WORK TO DO – Would you return the complete listing below word for word?

Data records –
═══
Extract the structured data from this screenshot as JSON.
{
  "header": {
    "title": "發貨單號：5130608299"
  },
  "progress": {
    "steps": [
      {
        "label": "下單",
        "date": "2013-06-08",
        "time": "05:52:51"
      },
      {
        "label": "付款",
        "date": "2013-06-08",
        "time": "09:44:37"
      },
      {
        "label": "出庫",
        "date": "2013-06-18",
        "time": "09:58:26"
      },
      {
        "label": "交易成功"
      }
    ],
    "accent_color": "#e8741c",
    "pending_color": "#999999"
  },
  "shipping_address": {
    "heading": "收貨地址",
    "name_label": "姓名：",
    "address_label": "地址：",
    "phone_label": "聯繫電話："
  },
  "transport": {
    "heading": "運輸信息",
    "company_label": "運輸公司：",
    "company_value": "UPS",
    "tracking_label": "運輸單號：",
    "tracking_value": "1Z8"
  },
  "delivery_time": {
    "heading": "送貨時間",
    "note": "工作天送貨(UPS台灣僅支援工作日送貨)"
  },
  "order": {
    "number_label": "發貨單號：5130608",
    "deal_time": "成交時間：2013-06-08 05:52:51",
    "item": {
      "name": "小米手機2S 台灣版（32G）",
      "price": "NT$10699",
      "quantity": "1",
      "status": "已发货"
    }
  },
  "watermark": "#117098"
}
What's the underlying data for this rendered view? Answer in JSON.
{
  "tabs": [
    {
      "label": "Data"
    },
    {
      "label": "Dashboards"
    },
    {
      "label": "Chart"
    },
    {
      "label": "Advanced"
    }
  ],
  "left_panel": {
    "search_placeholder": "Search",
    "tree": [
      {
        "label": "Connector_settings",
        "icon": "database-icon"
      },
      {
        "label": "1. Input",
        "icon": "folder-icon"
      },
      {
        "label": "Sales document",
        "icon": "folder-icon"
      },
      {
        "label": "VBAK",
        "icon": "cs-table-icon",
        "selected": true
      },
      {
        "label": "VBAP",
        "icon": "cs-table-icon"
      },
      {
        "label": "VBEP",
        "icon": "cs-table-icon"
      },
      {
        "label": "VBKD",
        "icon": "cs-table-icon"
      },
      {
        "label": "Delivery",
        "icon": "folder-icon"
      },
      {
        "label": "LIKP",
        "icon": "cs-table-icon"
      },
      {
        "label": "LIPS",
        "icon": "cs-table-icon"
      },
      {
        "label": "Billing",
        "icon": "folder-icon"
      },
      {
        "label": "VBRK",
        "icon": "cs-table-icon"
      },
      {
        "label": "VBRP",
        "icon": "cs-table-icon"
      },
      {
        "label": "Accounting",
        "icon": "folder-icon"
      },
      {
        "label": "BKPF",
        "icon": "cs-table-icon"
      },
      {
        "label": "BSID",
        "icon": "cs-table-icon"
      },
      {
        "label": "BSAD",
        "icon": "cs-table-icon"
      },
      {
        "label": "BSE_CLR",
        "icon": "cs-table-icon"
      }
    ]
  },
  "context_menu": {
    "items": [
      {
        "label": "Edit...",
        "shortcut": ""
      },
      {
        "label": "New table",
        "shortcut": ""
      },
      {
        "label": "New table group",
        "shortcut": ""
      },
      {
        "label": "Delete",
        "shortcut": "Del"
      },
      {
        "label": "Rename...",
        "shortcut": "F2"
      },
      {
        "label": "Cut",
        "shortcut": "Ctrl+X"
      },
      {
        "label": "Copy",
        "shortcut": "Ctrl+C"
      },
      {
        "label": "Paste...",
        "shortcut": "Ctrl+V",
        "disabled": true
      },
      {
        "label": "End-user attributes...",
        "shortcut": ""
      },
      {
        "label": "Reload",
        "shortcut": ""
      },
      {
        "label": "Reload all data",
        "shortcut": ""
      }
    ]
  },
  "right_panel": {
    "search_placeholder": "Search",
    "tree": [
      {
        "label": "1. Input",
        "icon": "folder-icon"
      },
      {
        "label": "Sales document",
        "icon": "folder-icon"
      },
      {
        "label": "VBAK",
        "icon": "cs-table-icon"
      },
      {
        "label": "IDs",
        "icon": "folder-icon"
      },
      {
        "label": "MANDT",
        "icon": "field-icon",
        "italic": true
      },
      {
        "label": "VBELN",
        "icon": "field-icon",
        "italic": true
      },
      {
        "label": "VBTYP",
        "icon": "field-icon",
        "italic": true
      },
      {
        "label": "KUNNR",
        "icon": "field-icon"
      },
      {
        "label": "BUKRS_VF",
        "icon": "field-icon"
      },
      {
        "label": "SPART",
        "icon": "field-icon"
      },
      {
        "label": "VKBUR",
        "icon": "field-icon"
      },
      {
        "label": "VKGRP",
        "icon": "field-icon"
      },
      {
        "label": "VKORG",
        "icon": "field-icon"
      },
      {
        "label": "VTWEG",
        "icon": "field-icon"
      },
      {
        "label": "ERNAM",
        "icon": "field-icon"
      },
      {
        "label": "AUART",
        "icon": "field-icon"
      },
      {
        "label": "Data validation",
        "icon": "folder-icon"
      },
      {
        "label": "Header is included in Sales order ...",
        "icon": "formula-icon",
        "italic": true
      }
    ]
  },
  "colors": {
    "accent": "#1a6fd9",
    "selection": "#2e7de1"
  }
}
═══
OUTPUT OF THE EXERCISE –
Extract the structured data from this screenshot as JSON.
{
  "header": {
    "title": "發貨單號：5130608299"
  },
  "progress": {
    "steps": [
      {
        "label": "下單",
        "date": "2013-06-08",
        "time": "05:52:51"
      },
      {
        "label": "付款",
        "date": "2013-06-08",
        "time": "09:44:37"
      },
      {
        "label": "出庫",
        "date": "2013-06-18",
        "time": "09:58:26"
      },
      {
        "label": "交易成功"
      }
    ],
    "accent_color": "#e8741c",
    "pending_color": "#999999"
  },
  "shipping_address": {
    "heading": "收貨地址",
    "name_label": "姓名：",
    "address_label": "地址：",
    "phone_label": "聯繫電話："
  },
  "transport": {
    "heading": "運輸信息",
    "company_label": "運輸公司：",
    "company_value": "UPS",
    "tracking_label": "運輸單號：",
    "tracking_value": "1Z8"
  },
  "delivery_time": {
    "heading": "送貨時間",
    "note": "工作天送貨(UPS台灣僅支援工作日送貨)"
  },
  "order": {
    "number_label": "發貨單號：5130608",
    "deal_time": "成交時間：2013-06-08 05:52:51",
    "item": {
      "name": "小米手機2S 台灣版（32G）",
      "price": "NT$10699",
      "quantity": "1",
      "status": "已发货"
    }
  },
  "watermark": "#117098"
}
What's the underlying data for this rendered view? Answer in JSON.
{
  "tabs": [
    {
      "label": "Data"
    },
    {
      "label": "Dashboards"
    },
    {
      "label": "Chart"
    },
    {
      "label": "Advanced"
    }
  ],
  "left_panel": {
    "search_placeholder": "Search",
    "tree": [
      {
        "label": "Connector_settings",
        "icon": "database-icon"
      },
      {
        "label": "1. Input",
        "icon": "folder-icon"
      },
      {
        "label": "Sales document",
        "icon": "folder-icon"
      },
      {
        "label": "VBAK",
        "icon": "cs-table-icon",
        "selected": true
      },
      {
        "label": "VBAP",
        "icon": "cs-table-icon"
      },
      {
        "label": "VBEP",
        "icon": "cs-table-icon"
      },
      {
        "label": "VBKD",
        "icon": "cs-table-icon"
      },
      {
        "label": "Delivery",
        "icon": "folder-icon"
      },
      {
        "label": "LIKP",
        "icon": "cs-table-icon"
      },
      {
        "label": "LIPS",
        "icon": "cs-table-icon"
      },
      {
        "label": "Billing",
        "icon": "folder-icon"
      },
      {
        "label": "VBRK",
        "icon": "cs-table-icon"
      },
      {
        "label": "VBRP",
        "icon": "cs-table-icon"
      },
      {
        "label": "Accounting",
        "icon": "folder-icon"
      },
      {
        "label": "BKPF",
        "icon": "cs-table-icon"
      },
      {
        "label": "BSID",
        "icon": "cs-table-icon"
      },
      {
        "label": "BSAD",
        "icon": "cs-table-icon"
      },
      {
        "label": "BSE_CLR",
        "icon": "cs-table-icon"
      }
    ]
  },
  "context_menu": {
    "items": [
      {
        "label": "Edit...",
        "shortcut": ""
      },
      {
        "label": "New table",
        "shortcut": ""
      },
      {
        "label": "New table group",
        "shortcut": ""
      },
      {
        "label": "Delete",
        "shortcut": "Del"
      },
      {
        "label": "Rename...",
        "shortcut": "F2"
      },
      {
        "label": "Cut",
        "shortcut": "Ctrl+X"
      },
      {
        "label": "Copy",
        "shortcut": "Ctrl+C"
      },
      {
        "label": "Paste...",
        "shortcut": "Ctrl+V",
        "disabled": true
      },
      {
        "label": "End-user attributes...",
        "shortcut": ""
      },
      {
        "label": "Reload",
        "shortcut": ""
      },
      {
        "label": "Reload all data",
        "shortcut": ""
      }
    ]
  },
  "right_panel": {
    "search_placeholder": "Search",
    "tree": [
      {
        "label": "1. Input",
        "icon": "folder-icon"
      },
      {
        "label": "Sales document",
        "icon": "folder-icon"
      },
      {
        "label": "VBAK",
        "icon": "cs-table-icon"
      },
      {
        "label": "IDs",
        "icon": "folder-icon"
      },
      {
        "label": "MANDT",
        "icon": "field-icon",
        "italic": true
      },
      {
        "label": "VBELN",
        "icon": "field-icon",
        "italic": true
      },
      {
        "label": "VBTYP",
        "icon": "field-icon",
        "italic": true
      },
      {
        "label": "KUNNR",
        "icon": "field-icon"
      },
      {
        "label": "BUKRS_VF",
        "icon": "field-icon"
      },
      {
        "label": "SPART",
        "icon": "field-icon"
      },
      {
        "label": "VKBUR",
        "icon": "field-icon"
      },
      {
        "label": "VKGRP",
        "icon": "field-icon"
      },
      {
        "label": "VKORG",
        "icon": "field-icon"
      },
      {
        "label": "VTWEG",
        "icon": "field-icon"
      },
      {
        "label": "ERNAM",
        "icon": "field-icon"
      },
      {
        "label": "AUART",
        "icon": "field-icon"
      },
      {
        "label": "Data validation",
        "icon": "folder-icon"
      },
      {
        "label": "Header is included in Sales order ...",
        "icon": "formula-icon",
        "italic": true
      }
    ]
  },
  "colors": {
    "accent": "#1a6fd9",
    "selection": "#2e7de1"
  }
}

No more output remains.